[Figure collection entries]
-.-.-

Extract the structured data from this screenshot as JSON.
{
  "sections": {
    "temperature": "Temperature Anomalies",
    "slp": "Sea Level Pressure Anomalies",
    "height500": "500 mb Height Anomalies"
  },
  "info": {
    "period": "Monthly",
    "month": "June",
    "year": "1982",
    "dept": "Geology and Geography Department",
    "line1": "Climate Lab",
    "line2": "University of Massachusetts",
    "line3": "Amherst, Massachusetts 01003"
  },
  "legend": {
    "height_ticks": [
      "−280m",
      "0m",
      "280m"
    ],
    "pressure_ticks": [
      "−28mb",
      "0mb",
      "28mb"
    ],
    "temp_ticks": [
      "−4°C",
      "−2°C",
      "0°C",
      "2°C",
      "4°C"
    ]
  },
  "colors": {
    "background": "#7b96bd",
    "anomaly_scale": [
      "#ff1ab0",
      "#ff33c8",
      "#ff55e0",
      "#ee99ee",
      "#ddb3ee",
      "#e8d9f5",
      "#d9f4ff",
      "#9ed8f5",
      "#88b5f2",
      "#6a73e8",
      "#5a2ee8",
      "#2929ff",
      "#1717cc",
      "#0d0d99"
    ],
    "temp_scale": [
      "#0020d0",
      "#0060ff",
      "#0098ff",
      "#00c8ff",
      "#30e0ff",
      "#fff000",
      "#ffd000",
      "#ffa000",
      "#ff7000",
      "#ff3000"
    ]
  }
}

-.-.-

→ **WHAT YOU NEED TO DO**
Show the lines of the records that contain the word "Anomalies".

→ **THE SOLUTION**
    "temperature": "Temperature Anomalies",
    "slp": "Sea Level Pressure Anomalies",
    "height500": "500 mb Height Anomalies"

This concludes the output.